Work to complete: Repeat the listing that follows, character for character, minus the pictures.

Information provided:
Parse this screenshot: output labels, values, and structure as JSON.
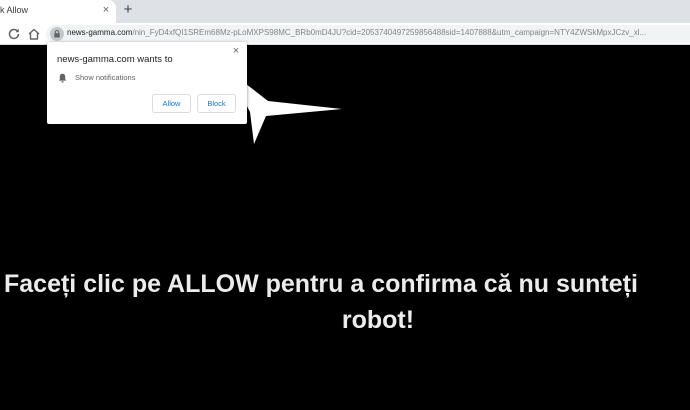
{
  "tab": {
    "title": "k Allow",
    "close_glyph": "×",
    "new_tab_glyph": "+"
  },
  "address_bar": {
    "host": "news-gamma.com",
    "path": "/nin_FyD4xfQI1SREm68Mz-pLoMXPS98MC_BRb0mD4JU?cid=2053740497259856488sid=1407888&utm_campaign=NTY4ZWSkMpxJCzv_xl..."
  },
  "icons": [
    "reload-icon",
    "home-icon",
    "lock-icon",
    "bell-icon",
    "close-icon"
  ],
  "popup": {
    "title": "news-gamma.com wants to",
    "permission": "Show notifications",
    "allow_label": "Allow",
    "block_label": "Block",
    "close_glyph": "×"
  },
  "page": {
    "message_line1": "Faceți clic pe ALLOW pentru a confirma că nu sunteți",
    "message_line2": "robot!"
  },
  "colors": {
    "page_bg": "#000000",
    "message": "#ececec",
    "button_text": "#1a73e8",
    "arrow": "#ffffff"
  }
}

Task result:
Parse this screenshot: output labels, values, and structure as JSON.
{
  "tab": {
    "title": "k Allow",
    "close_glyph": "×",
    "new_tab_glyph": "+"
  },
  "address_bar": {
    "host": "news-gamma.com",
    "path": "/nin_FyD4xfQI1SREm68Mz-pLoMXPS98MC_BRb0mD4JU?cid=2053740497259856488sid=1407888&utm_campaign=NTY4ZWSkMpxJCzv_xl..."
  },
  "icons": [
    "reload-icon",
    "home-icon",
    "lock-icon",
    "bell-icon",
    "close-icon"
  ],
  "popup": {
    "title": "news-gamma.com wants to",
    "permission": "Show notifications",
    "allow_label": "Allow",
    "block_label": "Block",
    "close_glyph": "×"
  },
  "page": {
    "message_line1": "Faceți clic pe ALLOW pentru a confirma că nu sunteți",
    "message_line2": "robot!"
  },
  "colors": {
    "page_bg": "#000000",
    "message": "#ececec",
    "button_text": "#1a73e8",
    "arrow": "#ffffff"
  }
}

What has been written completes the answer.